> _Aim_
Which lines in the records below contain the word "source"? Copy each of them.

· · · ·

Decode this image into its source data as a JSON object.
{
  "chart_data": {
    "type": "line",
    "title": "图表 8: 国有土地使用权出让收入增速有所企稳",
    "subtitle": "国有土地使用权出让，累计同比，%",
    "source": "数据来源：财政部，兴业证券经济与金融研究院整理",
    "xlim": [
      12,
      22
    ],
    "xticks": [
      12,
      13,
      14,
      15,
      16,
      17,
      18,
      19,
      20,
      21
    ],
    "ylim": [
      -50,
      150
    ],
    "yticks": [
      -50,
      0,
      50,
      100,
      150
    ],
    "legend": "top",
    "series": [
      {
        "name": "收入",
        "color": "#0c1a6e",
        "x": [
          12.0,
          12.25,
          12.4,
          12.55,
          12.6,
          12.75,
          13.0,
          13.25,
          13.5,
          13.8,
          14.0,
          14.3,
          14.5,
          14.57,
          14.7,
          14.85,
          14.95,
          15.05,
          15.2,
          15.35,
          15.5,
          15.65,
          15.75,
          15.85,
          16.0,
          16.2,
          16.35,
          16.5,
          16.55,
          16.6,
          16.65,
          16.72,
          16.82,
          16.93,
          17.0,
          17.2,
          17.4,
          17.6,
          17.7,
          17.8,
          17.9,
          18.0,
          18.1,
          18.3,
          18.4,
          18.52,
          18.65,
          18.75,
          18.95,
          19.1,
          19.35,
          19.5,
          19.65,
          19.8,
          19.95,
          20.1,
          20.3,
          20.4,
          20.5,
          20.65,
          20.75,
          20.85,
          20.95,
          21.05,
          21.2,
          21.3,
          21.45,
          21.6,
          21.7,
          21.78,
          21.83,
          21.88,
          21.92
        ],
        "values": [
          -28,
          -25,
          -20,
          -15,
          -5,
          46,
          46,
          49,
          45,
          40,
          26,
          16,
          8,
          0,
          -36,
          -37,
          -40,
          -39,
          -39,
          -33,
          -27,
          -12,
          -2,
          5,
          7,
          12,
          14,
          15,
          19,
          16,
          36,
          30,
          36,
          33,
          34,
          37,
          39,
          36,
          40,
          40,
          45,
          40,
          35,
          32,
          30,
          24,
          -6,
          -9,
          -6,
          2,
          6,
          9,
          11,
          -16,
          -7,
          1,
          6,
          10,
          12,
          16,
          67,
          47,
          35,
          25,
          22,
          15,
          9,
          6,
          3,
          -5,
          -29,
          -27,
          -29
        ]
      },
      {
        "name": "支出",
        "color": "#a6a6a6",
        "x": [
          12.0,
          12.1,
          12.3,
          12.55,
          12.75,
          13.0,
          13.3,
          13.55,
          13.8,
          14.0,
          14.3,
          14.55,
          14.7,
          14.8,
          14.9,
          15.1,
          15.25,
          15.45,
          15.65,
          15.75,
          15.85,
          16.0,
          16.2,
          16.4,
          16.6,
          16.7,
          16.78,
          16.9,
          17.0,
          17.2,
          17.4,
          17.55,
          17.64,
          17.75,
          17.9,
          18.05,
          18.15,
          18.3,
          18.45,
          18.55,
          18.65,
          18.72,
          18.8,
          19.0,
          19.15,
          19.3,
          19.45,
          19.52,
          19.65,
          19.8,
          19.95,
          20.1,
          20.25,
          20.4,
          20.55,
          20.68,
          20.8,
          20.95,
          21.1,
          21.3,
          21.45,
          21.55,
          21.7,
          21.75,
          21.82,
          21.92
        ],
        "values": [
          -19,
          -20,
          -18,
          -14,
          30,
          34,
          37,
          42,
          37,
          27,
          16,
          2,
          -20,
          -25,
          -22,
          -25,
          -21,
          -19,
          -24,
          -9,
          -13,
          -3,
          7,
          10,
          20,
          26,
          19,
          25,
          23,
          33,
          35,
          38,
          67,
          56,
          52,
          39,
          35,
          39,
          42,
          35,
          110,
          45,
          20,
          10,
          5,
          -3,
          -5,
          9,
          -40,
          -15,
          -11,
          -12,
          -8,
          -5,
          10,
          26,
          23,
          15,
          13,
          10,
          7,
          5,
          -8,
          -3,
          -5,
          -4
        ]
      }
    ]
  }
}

· · · ·

> _Response to the exercise_
Decode this image into its source data as a JSON object.
    "source": "数据来源：财政部，兴业证券经济与金融研究院整理",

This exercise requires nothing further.